• _AIM OF THE TASK_
Print all entries precisely as they are written.

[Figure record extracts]
•••
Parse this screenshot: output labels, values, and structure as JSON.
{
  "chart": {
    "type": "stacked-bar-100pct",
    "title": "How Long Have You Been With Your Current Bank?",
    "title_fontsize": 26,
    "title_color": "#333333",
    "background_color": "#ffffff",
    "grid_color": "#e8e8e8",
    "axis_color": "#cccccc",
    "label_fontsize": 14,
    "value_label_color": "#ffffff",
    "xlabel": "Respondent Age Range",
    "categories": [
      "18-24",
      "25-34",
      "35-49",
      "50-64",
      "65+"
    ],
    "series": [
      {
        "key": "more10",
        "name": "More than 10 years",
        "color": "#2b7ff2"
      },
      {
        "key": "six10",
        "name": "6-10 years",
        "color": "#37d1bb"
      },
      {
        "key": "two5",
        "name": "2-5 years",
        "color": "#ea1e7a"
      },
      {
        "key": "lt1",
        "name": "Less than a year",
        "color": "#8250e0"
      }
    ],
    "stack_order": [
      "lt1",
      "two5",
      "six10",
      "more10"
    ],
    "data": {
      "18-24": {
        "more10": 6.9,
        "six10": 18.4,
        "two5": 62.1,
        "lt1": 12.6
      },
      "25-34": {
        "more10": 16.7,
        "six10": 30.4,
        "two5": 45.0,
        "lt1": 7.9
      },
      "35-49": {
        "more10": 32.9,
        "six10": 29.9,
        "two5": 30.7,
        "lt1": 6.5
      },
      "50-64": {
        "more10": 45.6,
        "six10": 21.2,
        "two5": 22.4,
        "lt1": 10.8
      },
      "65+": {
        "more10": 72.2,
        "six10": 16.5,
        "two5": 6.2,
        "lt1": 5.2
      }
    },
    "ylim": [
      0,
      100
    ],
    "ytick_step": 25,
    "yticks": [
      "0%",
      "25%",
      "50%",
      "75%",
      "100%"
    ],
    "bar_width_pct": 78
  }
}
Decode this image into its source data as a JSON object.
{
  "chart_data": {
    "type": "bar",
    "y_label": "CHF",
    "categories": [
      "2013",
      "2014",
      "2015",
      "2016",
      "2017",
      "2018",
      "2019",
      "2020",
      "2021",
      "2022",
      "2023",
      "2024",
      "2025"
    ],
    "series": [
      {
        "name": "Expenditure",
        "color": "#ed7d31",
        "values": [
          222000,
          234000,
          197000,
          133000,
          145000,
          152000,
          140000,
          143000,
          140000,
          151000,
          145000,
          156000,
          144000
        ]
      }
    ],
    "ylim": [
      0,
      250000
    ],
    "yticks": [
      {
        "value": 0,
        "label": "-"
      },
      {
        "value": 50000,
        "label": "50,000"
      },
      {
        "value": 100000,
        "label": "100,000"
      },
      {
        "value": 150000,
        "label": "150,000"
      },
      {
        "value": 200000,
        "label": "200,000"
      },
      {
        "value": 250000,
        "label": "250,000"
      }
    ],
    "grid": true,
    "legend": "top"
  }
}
•••
• _CORRECT RESPONSE_
Parse this screenshot: output labels, values, and structure as JSON.
{
  "chart": {
    "type": "stacked-bar-100pct",
    "title": "How Long Have You Been With Your Current Bank?",
    "title_fontsize": 26,
    "title_color": "#333333",
    "background_color": "#ffffff",
    "grid_color": "#e8e8e8",
    "axis_color": "#cccccc",
    "label_fontsize": 14,
    "value_label_color": "#ffffff",
    "xlabel": "Respondent Age Range",
    "categories": [
      "18-24",
      "25-34",
      "35-49",
      "50-64",
      "65+"
    ],
    "series": [
      {
        "key": "more10",
        "name": "More than 10 years",
        "color": "#2b7ff2"
      },
      {
        "key": "six10",
        "name": "6-10 years",
        "color": "#37d1bb"
      },
      {
        "key": "two5",
        "name": "2-5 years",
        "color": "#ea1e7a"
      },
      {
        "key": "lt1",
        "name": "Less than a year",
        "color": "#8250e0"
      }
    ],
    "stack_order": [
      "lt1",
      "two5",
      "six10",
      "more10"
    ],
    "data": {
      "18-24": {
        "more10": 6.9,
        "six10": 18.4,
        "two5": 62.1,
        "lt1": 12.6
      },
      "25-34": {
        "more10": 16.7,
        "six10": 30.4,
        "two5": 45.0,
        "lt1": 7.9
      },
      "35-49": {
        "more10": 32.9,
        "six10": 29.9,
        "two5": 30.7,
        "lt1": 6.5
      },
      "50-64": {
        "more10": 45.6,
        "six10": 21.2,
        "two5": 22.4,
        "lt1": 10.8
      },
      "65+": {
        "more10": 72.2,
        "six10": 16.5,
        "two5": 6.2,
        "lt1": 5.2
      }
    },
    "ylim": [
      0,
      100
    ],
    "ytick_step": 25,
    "yticks": [
      "0%",
      "25%",
      "50%",
      "75%",
      "100%"
    ],
    "bar_width_pct": 78
  }
}
Decode this image into its source data as a JSON object.
{
  "chart_data": {
    "type": "bar",
    "y_label": "CHF",
    "categories": [
      "2013",
      "2014",
      "2015",
      "2016",
      "2017",
      "2018",
      "2019",
      "2020",
      "2021",
      "2022",
      "2023",
      "2024",
      "2025"
    ],
    "series": [
      {
        "name": "Expenditure",
        "color": "#ed7d31",
        "values": [
          222000,
          234000,
          197000,
          133000,
          145000,
          152000,
          140000,
          143000,
          140000,
          151000,
          145000,
          156000,
          144000
        ]
      }
    ],
    "ylim": [
      0,
      250000
    ],
    "yticks": [
      {
        "value": 0,
        "label": "-"
      },
      {
        "value": 50000,
        "label": "50,000"
      },
      {
        "value": 100000,
        "label": "100,000"
      },
      {
        "value": 150000,
        "label": "150,000"
      },
      {
        "value": 200000,
        "label": "200,000"
      },
      {
        "value": 250000,
        "label": "250,000"
      }
    ],
    "grid": true,
    "legend": "top"
  }
}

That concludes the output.